(Annotated element listings)
◇ ◇ ◇

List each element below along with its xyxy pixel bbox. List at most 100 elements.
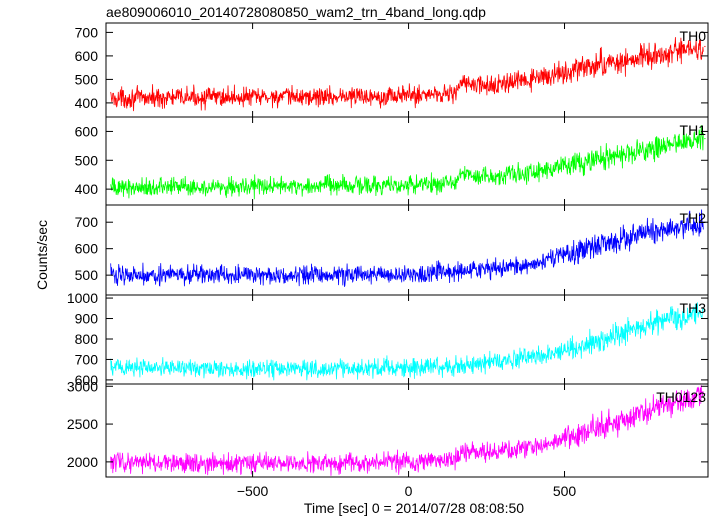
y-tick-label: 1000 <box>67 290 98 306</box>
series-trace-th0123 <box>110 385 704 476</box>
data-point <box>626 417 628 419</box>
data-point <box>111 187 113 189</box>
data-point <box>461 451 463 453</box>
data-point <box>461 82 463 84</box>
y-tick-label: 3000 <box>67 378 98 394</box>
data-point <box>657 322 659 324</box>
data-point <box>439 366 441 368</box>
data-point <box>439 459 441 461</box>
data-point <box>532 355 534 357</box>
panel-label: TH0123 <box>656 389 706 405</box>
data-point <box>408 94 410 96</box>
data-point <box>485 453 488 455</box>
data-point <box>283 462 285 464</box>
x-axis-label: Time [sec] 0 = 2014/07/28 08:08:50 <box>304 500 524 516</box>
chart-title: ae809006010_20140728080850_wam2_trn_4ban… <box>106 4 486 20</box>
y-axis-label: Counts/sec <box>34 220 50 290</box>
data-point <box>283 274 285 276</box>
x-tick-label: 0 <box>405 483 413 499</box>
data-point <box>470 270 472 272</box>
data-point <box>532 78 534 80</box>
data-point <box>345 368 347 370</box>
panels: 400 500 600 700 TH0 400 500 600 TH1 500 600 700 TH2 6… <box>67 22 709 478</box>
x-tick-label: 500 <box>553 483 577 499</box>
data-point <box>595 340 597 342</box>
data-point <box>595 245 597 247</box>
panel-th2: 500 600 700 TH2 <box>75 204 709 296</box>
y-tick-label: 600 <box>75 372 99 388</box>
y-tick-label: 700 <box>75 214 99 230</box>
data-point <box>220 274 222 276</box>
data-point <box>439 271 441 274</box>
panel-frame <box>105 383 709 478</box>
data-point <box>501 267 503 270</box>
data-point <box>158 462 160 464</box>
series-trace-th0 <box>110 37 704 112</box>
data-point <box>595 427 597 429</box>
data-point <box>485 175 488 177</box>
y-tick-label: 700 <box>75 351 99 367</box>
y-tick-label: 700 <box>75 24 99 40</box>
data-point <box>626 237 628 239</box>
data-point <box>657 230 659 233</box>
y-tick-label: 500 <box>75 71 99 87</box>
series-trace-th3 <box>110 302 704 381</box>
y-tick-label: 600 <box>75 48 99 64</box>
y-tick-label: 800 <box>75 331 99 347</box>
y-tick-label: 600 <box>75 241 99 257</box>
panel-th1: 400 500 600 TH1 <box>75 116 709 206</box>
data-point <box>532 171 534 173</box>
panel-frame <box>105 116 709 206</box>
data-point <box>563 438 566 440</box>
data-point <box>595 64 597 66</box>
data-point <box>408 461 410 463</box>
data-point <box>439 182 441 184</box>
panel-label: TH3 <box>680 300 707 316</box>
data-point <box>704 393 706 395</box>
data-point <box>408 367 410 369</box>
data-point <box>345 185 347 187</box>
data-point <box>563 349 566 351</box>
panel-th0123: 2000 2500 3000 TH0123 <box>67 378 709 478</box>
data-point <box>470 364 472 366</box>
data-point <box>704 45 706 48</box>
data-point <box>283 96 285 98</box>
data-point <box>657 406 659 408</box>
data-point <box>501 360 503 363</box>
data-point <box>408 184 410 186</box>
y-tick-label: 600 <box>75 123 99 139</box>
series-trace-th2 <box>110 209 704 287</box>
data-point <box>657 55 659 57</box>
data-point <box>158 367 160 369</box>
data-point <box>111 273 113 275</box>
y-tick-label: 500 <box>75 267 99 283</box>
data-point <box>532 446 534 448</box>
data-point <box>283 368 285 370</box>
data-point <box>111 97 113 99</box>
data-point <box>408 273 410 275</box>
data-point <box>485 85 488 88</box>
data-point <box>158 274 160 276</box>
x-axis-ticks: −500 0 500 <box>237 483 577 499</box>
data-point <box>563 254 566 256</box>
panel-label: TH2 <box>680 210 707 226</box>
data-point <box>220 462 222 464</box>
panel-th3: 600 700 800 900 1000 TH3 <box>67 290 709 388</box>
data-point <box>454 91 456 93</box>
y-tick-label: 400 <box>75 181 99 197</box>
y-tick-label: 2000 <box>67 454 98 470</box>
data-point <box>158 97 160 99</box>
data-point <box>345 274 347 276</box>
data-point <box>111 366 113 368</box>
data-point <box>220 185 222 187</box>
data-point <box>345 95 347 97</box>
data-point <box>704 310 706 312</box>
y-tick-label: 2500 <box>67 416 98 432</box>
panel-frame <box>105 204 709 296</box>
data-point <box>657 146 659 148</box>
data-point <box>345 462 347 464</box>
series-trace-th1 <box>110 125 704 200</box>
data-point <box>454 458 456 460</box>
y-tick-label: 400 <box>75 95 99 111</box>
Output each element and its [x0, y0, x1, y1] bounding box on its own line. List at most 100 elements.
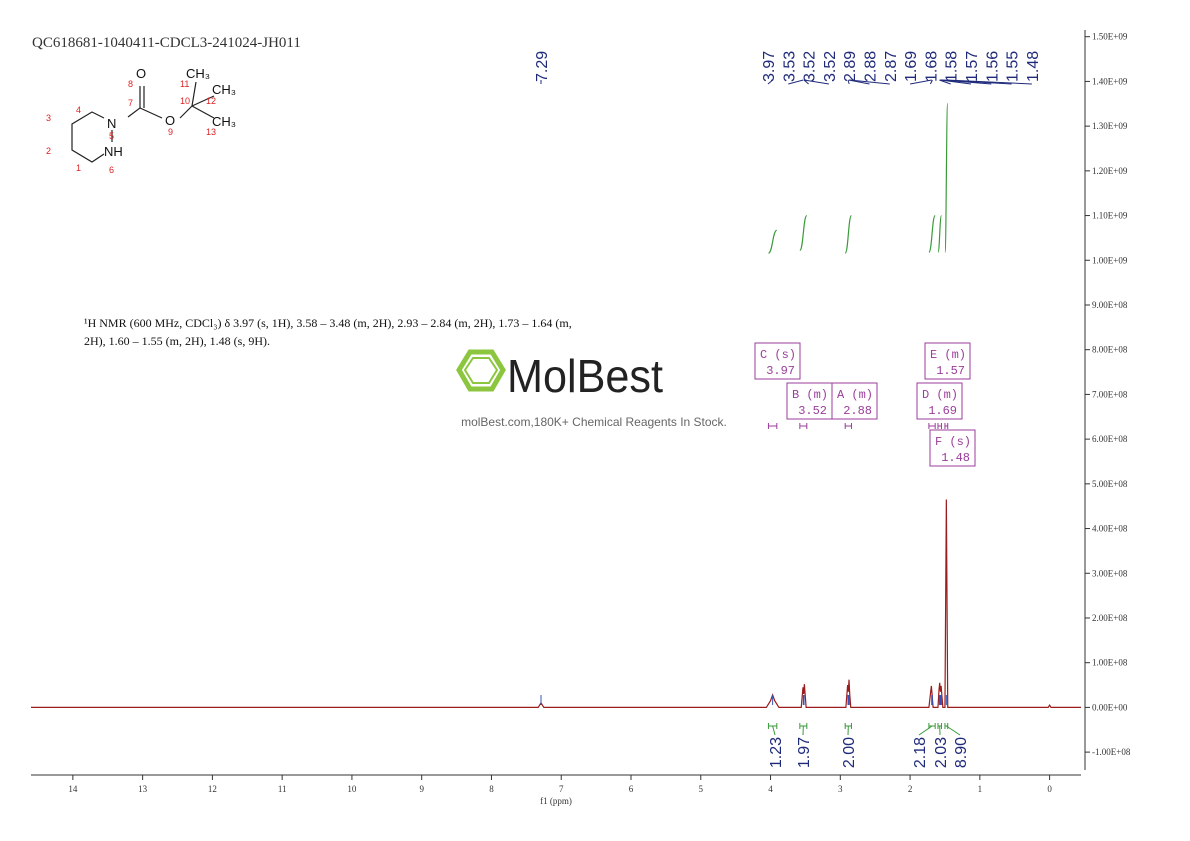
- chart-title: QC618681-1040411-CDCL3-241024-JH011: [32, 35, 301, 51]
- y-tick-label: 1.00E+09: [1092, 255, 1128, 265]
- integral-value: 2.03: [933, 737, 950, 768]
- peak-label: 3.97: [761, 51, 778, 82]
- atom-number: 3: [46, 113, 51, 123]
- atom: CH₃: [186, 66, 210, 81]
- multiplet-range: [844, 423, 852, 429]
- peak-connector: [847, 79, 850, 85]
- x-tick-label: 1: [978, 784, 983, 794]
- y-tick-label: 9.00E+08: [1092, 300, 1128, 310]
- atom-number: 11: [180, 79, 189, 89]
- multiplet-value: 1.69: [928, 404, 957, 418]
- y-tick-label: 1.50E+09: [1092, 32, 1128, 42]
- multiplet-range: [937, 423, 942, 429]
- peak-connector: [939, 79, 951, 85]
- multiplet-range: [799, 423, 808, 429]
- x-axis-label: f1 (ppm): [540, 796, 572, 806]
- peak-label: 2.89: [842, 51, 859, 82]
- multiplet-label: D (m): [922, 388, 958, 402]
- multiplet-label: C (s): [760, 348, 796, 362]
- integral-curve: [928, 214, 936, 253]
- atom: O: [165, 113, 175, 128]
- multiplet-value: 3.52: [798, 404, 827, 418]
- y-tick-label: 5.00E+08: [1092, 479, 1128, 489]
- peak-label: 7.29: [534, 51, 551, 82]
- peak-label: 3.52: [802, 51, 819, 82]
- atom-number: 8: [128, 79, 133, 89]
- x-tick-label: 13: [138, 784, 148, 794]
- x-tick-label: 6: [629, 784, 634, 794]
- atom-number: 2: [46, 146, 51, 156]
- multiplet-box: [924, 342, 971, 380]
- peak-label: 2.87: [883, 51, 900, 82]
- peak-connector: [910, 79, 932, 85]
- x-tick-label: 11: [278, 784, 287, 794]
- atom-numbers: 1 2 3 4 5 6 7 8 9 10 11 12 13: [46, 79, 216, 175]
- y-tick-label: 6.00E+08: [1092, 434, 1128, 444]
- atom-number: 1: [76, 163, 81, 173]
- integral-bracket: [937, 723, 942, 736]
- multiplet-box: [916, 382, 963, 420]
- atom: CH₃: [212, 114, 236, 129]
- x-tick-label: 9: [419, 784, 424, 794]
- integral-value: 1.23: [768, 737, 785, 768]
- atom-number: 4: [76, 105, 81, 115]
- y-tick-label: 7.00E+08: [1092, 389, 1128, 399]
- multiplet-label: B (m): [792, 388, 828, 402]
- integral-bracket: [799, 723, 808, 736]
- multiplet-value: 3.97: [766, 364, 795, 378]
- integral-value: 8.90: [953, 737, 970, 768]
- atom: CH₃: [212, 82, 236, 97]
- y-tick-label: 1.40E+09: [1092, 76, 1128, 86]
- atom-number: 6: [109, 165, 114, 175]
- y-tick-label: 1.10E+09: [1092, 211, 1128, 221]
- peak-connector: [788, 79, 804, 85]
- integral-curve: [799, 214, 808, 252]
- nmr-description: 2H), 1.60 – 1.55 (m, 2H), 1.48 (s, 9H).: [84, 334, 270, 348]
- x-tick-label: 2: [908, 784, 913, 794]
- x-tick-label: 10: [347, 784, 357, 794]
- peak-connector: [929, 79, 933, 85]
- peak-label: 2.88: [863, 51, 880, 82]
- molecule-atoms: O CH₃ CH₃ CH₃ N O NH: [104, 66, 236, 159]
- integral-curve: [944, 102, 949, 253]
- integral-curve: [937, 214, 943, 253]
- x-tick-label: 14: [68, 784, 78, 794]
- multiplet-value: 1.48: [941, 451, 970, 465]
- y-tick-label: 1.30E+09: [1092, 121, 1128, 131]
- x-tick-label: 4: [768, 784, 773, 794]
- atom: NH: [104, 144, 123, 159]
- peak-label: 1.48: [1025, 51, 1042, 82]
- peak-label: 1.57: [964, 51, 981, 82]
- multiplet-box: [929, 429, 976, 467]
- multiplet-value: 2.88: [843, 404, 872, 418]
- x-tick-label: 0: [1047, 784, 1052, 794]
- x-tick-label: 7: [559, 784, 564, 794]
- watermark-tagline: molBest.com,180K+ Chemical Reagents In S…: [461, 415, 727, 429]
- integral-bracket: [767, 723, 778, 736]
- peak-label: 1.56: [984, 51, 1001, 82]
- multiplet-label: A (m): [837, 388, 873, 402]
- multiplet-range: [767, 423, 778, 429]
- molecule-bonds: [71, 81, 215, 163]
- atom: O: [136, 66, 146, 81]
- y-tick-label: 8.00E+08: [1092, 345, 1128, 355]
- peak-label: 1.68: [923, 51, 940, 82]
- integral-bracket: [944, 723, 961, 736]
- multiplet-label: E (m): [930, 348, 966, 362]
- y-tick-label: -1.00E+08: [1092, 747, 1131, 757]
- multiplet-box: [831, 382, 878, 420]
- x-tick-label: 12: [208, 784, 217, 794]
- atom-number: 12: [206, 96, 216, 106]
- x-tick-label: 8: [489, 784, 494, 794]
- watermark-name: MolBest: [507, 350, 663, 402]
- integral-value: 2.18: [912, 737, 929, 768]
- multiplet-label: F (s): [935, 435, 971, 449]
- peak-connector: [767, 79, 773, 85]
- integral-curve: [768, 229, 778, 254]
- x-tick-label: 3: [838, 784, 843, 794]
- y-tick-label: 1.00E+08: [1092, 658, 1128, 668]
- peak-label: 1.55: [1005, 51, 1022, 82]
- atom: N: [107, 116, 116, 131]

◇ ◇ ◇

» Task requirements
Return, unchanged, every line of the material from the one containing "y-tick-label: 1000 <box>67 290 98 306</box>" through the one containing "data-point <box>408 461 410 463</box>", with both of those lines included.

» Answer to the exercise
y-tick-label: 1000 <box>67 290 98 306</box>
series-trace-th0123 <box>110 385 704 476</box>
data-point <box>626 417 628 419</box>
data-point <box>111 187 113 189</box>
data-point <box>461 451 463 453</box>
data-point <box>461 82 463 84</box>
y-tick-label: 3000 <box>67 378 98 394</box>
data-point <box>657 322 659 324</box>
data-point <box>439 366 441 368</box>
data-point <box>439 459 441 461</box>
data-point <box>532 355 534 357</box>
panel-label: TH0123 <box>656 389 706 405</box>
data-point <box>408 94 410 96</box>
data-point <box>485 453 488 455</box>
data-point <box>283 462 285 464</box>
x-axis-label: Time [sec] 0 = 2014/07/28 08:08:50 <box>304 500 524 516</box>
chart-title: ae809006010_20140728080850_wam2_trn_4ban… <box>106 4 486 20</box>
y-axis-label: Counts/sec <box>34 220 50 290</box>
data-point <box>283 274 285 276</box>
x-tick-label: 0 <box>405 483 413 499</box>
data-point <box>470 270 472 272</box>
data-point <box>532 78 534 80</box>
data-point <box>345 368 347 370</box>
panels: 400 500 600 700 TH0 400 500 600 TH1 500 600 700 TH2 6… <box>67 22 709 478</box>
x-tick-label: 500 <box>553 483 577 499</box>
data-point <box>595 340 597 342</box>
data-point <box>595 245 597 247</box>
panel-th2: 500 600 700 TH2 <box>75 204 709 296</box>
y-tick-label: 600 <box>75 372 99 388</box>
y-tick-label: 700 <box>75 214 99 230</box>
data-point <box>220 274 222 276</box>
data-point <box>439 271 441 274</box>
panel-frame <box>105 383 709 478</box>
data-point <box>501 267 503 270</box>
data-point <box>158 462 160 464</box>
series-trace-th0 <box>110 37 704 112</box>
data-point <box>595 427 597 429</box>
data-point <box>485 175 488 177</box>
y-tick-label: 700 <box>75 351 99 367</box>
y-tick-label: 700 <box>75 24 99 40</box>
data-point <box>626 237 628 239</box>
data-point <box>657 230 659 233</box>
y-tick-label: 500 <box>75 71 99 87</box>
series-trace-th3 <box>110 302 704 381</box>
y-tick-label: 600 <box>75 48 99 64</box>
y-tick-label: 800 <box>75 331 99 347</box>
y-tick-label: 600 <box>75 241 99 257</box>
panel-th1: 400 500 600 TH1 <box>75 116 709 206</box>
data-point <box>532 171 534 173</box>
panel-frame <box>105 116 709 206</box>
data-point <box>563 438 566 440</box>
data-point <box>595 64 597 66</box>
data-point <box>408 461 410 463</box>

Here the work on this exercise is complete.